» **Jobs**
A. In the reflection on a colleague's death, what did Agnes's husband say when asked how long they had been married?
B. Transcribe the passage of the reflection on a colleague's death between "A colleague and" and "as a whole.", inclusive.

-- Start Document excerpt --

A colleague and valued friend died without warning a week ago. I was stunned by the news and I am still working my way through dealing with her death. As much as I know we all need to leave the earth at some point, Agnes passed away so suddenly that it doesn’t seem possible for her to be gone. Her writing is still on one of the white boards in her room (the custodian confessed she can’t bear to erase it yet) and I keep finding things that remind me of her in the workroom we shared between our classrooms. It’s been a highly challenging week so far, for me and for my school as a whole.

According to the proper order of things, as I see them anyway, a person is meant to have a fulfilling career and eventually retire surrounded by her loved ones. While Agnes was near retirement, she should have had a couple of decades ahead of her to enjoy all the things she worked so hard for, and she should have had more time with her beloved husband. I remember once asking him at a staff function how long they had been married, and he smiled and responded, “Not nearly long enough.” They were one of the few couples I’ve met who still looked at each other gooey eyed after forty-some years together. It hurts me that people who loved as deeply as they did were separated so soon.

-- End Document excerpt --
-- Start Provided material --

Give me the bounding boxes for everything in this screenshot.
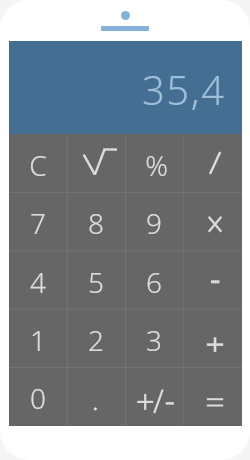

-- End Provided material --

» **The responses**
A. He said, "Not nearly long enough."

B.
A colleague and valued friend died without warning a week ago. I was stunned by the news and I am still working my way through dealing with her death. As much as I know we all need to leave the earth at some point, Agnes passed away so suddenly that it doesn’t seem possible for her to be gone. Her writing is still on one of the white boards in her room (the custodian confessed she can’t bear to erase it yet) and I keep finding things that remind me of her in the workroom we shared between our classrooms. It’s been a highly challenging week so far, for me and for my school as a whole.